■ **Material**
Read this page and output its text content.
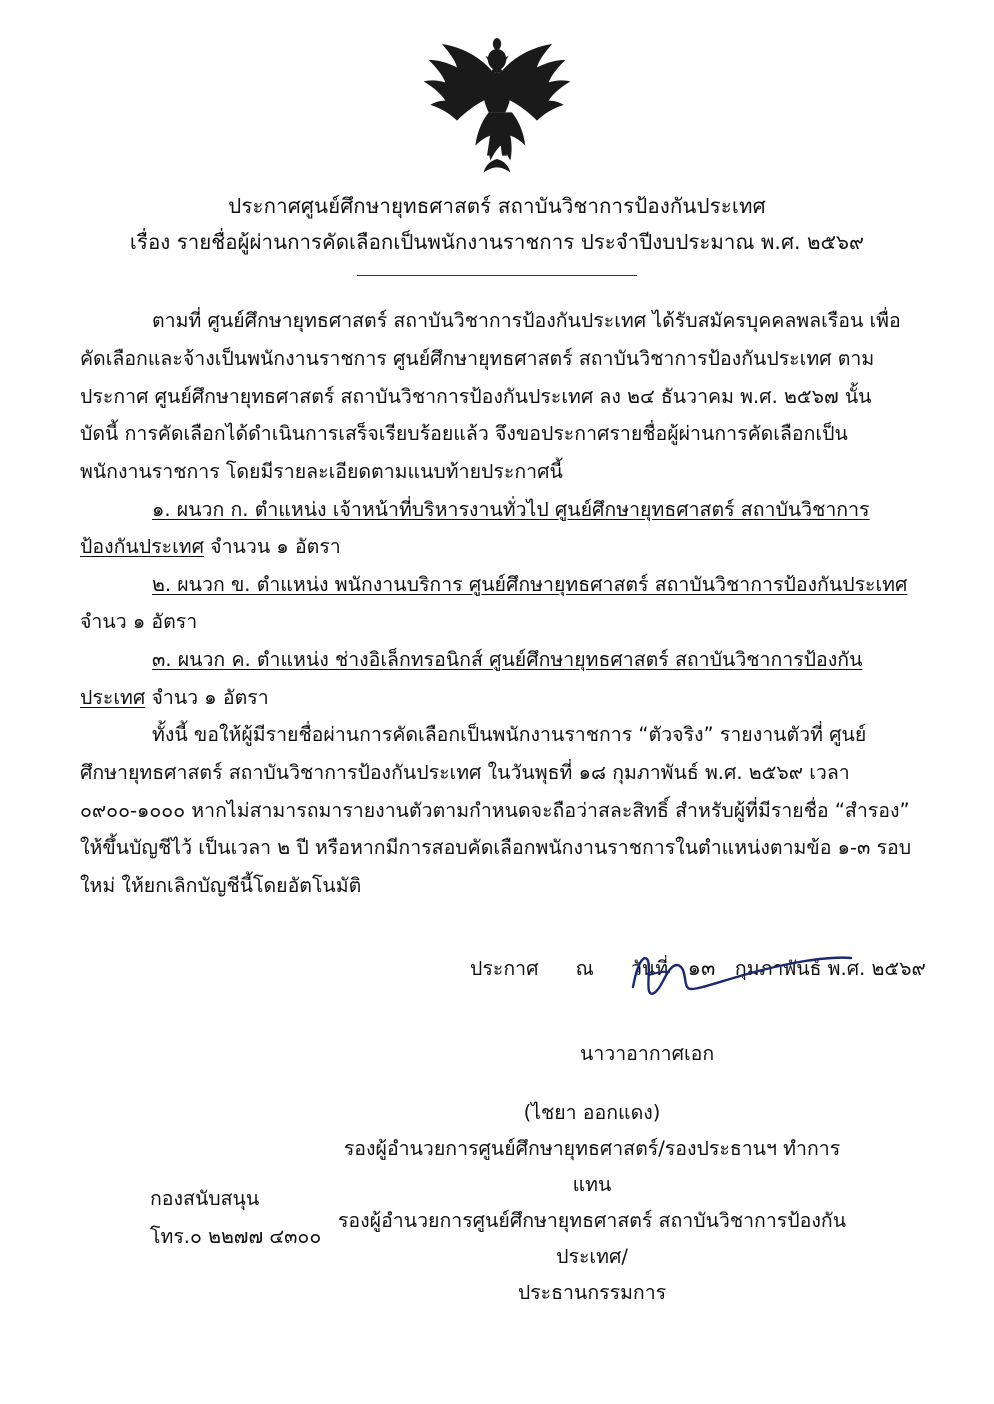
ประกาศศูนย์ศึกษายุทธศาสตร์ สถาบันวิชาการป้องกันประเทศ
เรื่อง รายชื่อผู้ผ่านการคัดเลือกเป็นพนักงานราชการ ประจำปีงบประมาณ พ.ศ. ๒๕๖๙

ตามที่ ศูนย์ศึกษายุทธศาสตร์ สถาบันวิชาการป้องกันประเทศ ได้รับสมัครบุคคลพลเรือน เพื่อคัดเลือกและจ้างเป็นพนักงานราชการ ศูนย์ศึกษายุทธศาสตร์ สถาบันวิชาการป้องกันประเทศ ตามประกาศ ศูนย์ศึกษายุทธศาสตร์ สถาบันวิชาการป้องกันประเทศ ลง ๒๔ ธันวาคม พ.ศ. ๒๕๖๗ นั้น บัดนี้ การคัดเลือกได้ดำเนินการเสร็จเรียบร้อยแล้ว จึงขอประกาศรายชื่อผู้ผ่านการคัดเลือกเป็นพนักงานราชการ โดยมีรายละเอียดตามแนบท้ายประกาศนี้

๑. ผนวก ก. ตำแหน่ง เจ้าหน้าที่บริหารงานทั่วไป ศูนย์ศึกษายุทธศาสตร์ สถาบันวิชาการป้องกันประเทศ จำนวน ๑ อัตรา

๒. ผนวก ข. ตำแหน่ง พนักงานบริการ ศูนย์ศึกษายุทธศาสตร์ สถาบันวิชาการป้องกันประเทศ จำนว ๑ อัตรา

๓. ผนวก ค. ตำแหน่ง ช่างอิเล็กทรอนิกส์ ศูนย์ศึกษายุทธศาสตร์ สถาบันวิชาการป้องกันประเทศ จำนว ๑ อัตรา

ทั้งนี้ ขอให้ผู้มีรายชื่อผ่านการคัดเลือกเป็นพนักงานราชการ “ตัวจริง” รายงานตัวที่ ศูนย์ศึกษายุทธศาสตร์ สถาบันวิชาการป้องกันประเทศ ในวันพุธที่ ๑๘ กุมภาพันธ์ พ.ศ. ๒๕๖๙ เวลา ๐๙๐๐-๑๐๐๐ หากไม่สามารถมารายงานตัวตามกำหนดจะถือว่าสละสิทธิ์ สำหรับผู้ที่มีรายชื่อ “สำรอง” ให้ขึ้นบัญชีไว้ เป็นเวลา ๒ ปี หรือหากมีการสอบคัดเลือกพนักงานราชการในตำแหน่งตามข้อ ๑-๓ รอบใหม่ ให้ยกเลิกบัญชีนี้โดยอัตโนมัติ

ประกาศ ณ วันที่ ๑๓ กุมภาพันธ์ พ.ศ. ๒๕๖๙
นาวาอากาศเอก
(ไชยา ออกแดง)
รองผู้อำนวยการศูนย์ศึกษายุทธศาสตร์/รองประธานฯ ทำการแทน
รองผู้อำนวยการศูนย์ศึกษายุทธศาสตร์ สถาบันวิชาการป้องกันประเทศ/
ประธานกรรมการ
กองสนับสนุน
โทร.๐ ๒๒๗๗ ๔๓๐๐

■ **What you should do**
Pictures in the records should not appear in your copy, but everything else must be transcribed exactly.

■ **The output**
Read this page and output its text content.
ประกาศศูนย์ศึกษายุทธศาสตร์ สถาบันวิชาการป้องกันประเทศ
เรื่อง รายชื่อผู้ผ่านการคัดเลือกเป็นพนักงานราชการ ประจำปีงบประมาณ พ.ศ. ๒๕๖๙

ตามที่ ศูนย์ศึกษายุทธศาสตร์ สถาบันวิชาการป้องกันประเทศ ได้รับสมัครบุคคลพลเรือน เพื่อคัดเลือกและจ้างเป็นพนักงานราชการ ศูนย์ศึกษายุทธศาสตร์ สถาบันวิชาการป้องกันประเทศ ตามประกาศ ศูนย์ศึกษายุทธศาสตร์ สถาบันวิชาการป้องกันประเทศ ลง ๒๔ ธันวาคม พ.ศ. ๒๕๖๗ นั้น บัดนี้ การคัดเลือกได้ดำเนินการเสร็จเรียบร้อยแล้ว จึงขอประกาศรายชื่อผู้ผ่านการคัดเลือกเป็นพนักงานราชการ โดยมีรายละเอียดตามแนบท้ายประกาศนี้

๑. ผนวก ก. ตำแหน่ง เจ้าหน้าที่บริหารงานทั่วไป ศูนย์ศึกษายุทธศาสตร์ สถาบันวิชาการป้องกันประเทศ จำนวน ๑ อัตรา

๒. ผนวก ข. ตำแหน่ง พนักงานบริการ ศูนย์ศึกษายุทธศาสตร์ สถาบันวิชาการป้องกันประเทศ จำนว ๑ อัตรา

๓. ผนวก ค. ตำแหน่ง ช่างอิเล็กทรอนิกส์ ศูนย์ศึกษายุทธศาสตร์ สถาบันวิชาการป้องกันประเทศ จำนว ๑ อัตรา

ทั้งนี้ ขอให้ผู้มีรายชื่อผ่านการคัดเลือกเป็นพนักงานราชการ “ตัวจริง” รายงานตัวที่ ศูนย์ศึกษายุทธศาสตร์ สถาบันวิชาการป้องกันประเทศ ในวันพุธที่ ๑๘ กุมภาพันธ์ พ.ศ. ๒๕๖๙ เวลา ๐๙๐๐-๑๐๐๐ หากไม่สามารถมารายงานตัวตามกำหนดจะถือว่าสละสิทธิ์ สำหรับผู้ที่มีรายชื่อ “สำรอง” ให้ขึ้นบัญชีไว้ เป็นเวลา ๒ ปี หรือหากมีการสอบคัดเลือกพนักงานราชการในตำแหน่งตามข้อ ๑-๓ รอบใหม่ ให้ยกเลิกบัญชีนี้โดยอัตโนมัติ

ประกาศ ณ วันที่ ๑๓ กุมภาพันธ์ พ.ศ. ๒๕๖๙
นาวาอากาศเอก
(ไชยา ออกแดง)
รองผู้อำนวยการศูนย์ศึกษายุทธศาสตร์/รองประธานฯ ทำการแทน
รองผู้อำนวยการศูนย์ศึกษายุทธศาสตร์ สถาบันวิชาการป้องกันประเทศ/
ประธานกรรมการ
กองสนับสนุน
โทร.๐ ๒๒๗๗ ๔๓๐๐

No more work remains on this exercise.